● **Work instructions**:
Find the lines with the string "More" and return them.

● **Data provided**:
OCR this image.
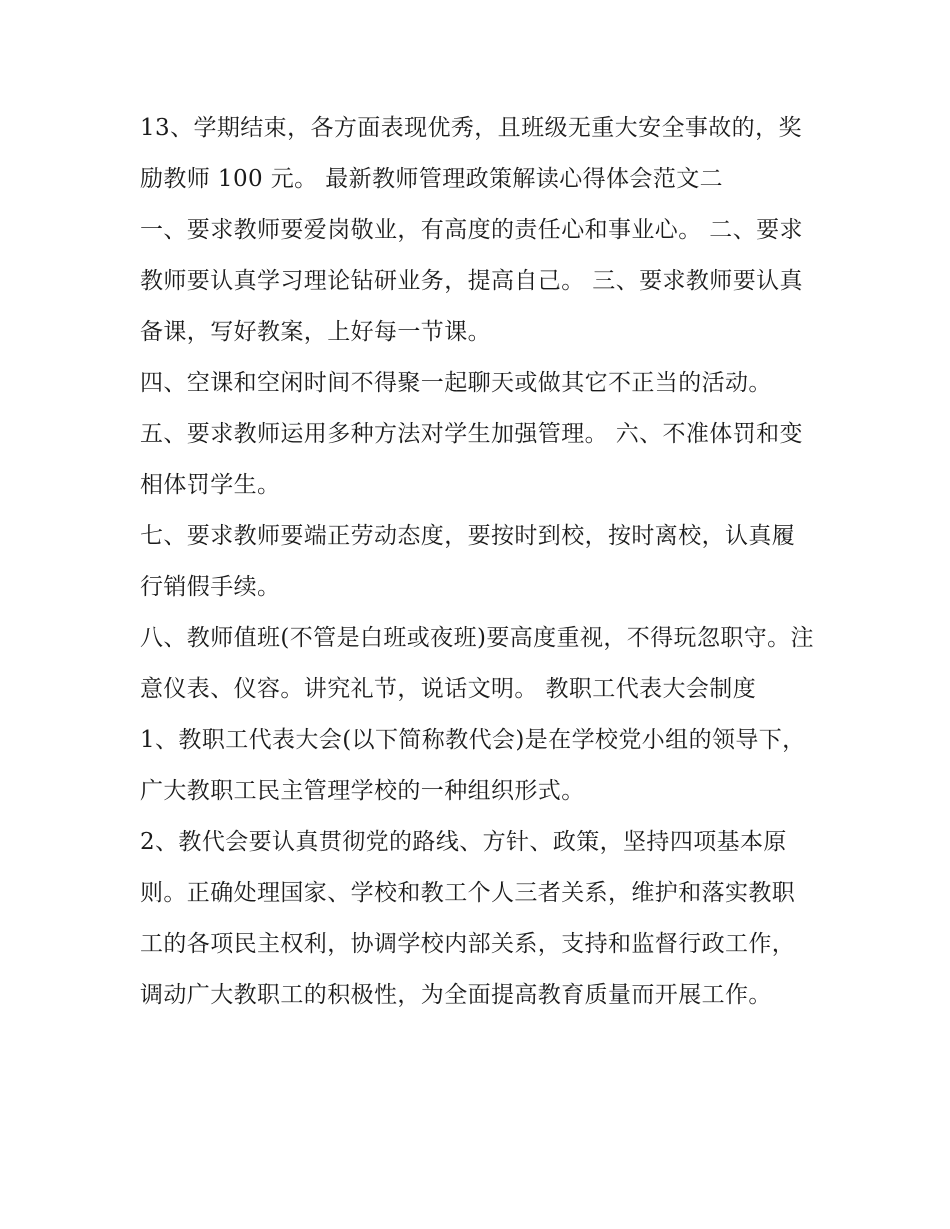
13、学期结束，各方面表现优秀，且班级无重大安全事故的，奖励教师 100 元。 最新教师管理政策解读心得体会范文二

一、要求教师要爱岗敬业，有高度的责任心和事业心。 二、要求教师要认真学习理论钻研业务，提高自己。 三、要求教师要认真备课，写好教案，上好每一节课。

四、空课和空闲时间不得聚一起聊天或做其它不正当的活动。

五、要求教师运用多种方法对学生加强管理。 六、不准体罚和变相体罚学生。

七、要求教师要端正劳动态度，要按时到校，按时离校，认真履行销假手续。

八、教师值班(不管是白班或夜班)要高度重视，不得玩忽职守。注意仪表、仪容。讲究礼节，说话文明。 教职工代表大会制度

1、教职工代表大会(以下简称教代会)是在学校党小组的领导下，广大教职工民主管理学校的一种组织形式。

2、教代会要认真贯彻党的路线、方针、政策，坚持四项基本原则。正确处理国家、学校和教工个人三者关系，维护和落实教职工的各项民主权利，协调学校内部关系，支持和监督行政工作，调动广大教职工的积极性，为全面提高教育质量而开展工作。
--
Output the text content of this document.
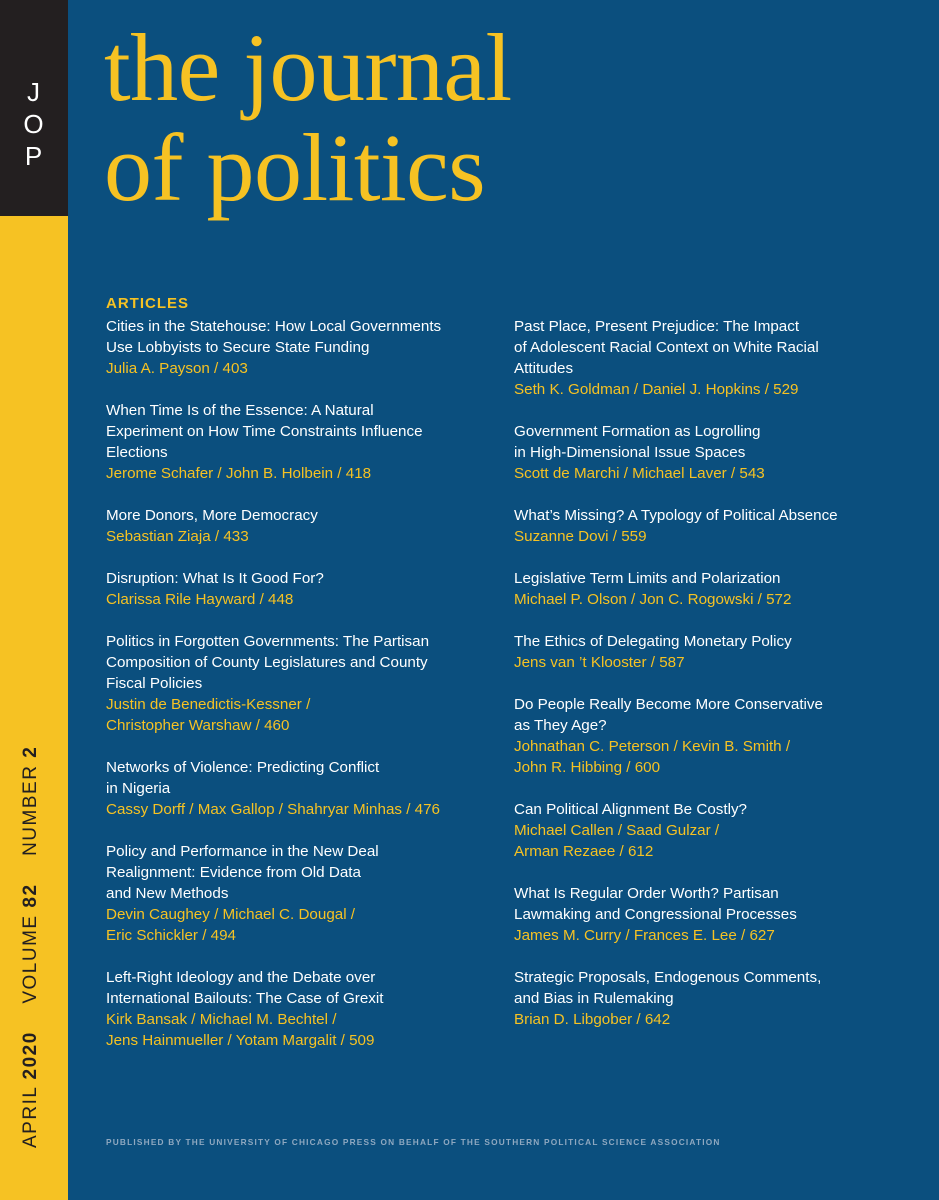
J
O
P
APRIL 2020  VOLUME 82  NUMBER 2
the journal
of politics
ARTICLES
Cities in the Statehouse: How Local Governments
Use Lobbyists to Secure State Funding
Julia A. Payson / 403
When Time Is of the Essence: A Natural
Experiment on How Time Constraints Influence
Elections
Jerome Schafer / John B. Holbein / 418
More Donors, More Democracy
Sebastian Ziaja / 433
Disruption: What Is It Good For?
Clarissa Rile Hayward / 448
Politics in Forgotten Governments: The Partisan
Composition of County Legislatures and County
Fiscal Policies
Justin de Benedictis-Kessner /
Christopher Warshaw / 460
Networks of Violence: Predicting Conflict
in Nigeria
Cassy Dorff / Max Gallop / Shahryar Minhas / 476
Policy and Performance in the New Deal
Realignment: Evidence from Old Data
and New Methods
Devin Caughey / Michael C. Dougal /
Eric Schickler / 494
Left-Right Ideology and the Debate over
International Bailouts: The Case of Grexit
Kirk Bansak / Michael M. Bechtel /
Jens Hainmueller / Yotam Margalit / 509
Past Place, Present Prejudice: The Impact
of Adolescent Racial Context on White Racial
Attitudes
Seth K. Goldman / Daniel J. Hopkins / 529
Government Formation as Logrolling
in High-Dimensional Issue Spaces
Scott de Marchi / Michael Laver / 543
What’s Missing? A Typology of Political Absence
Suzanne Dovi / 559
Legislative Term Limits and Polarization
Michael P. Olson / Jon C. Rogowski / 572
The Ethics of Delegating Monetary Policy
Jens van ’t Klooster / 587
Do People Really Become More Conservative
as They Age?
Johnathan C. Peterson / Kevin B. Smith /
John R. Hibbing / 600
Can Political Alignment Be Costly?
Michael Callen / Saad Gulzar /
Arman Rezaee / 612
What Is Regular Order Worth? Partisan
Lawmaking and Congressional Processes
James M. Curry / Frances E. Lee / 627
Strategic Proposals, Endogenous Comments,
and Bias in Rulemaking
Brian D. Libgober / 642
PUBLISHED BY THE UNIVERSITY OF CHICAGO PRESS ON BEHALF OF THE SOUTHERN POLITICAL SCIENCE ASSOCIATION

● **Solution for this exercise**:
More Donors, More Democracy
Do People Really Become More Conservative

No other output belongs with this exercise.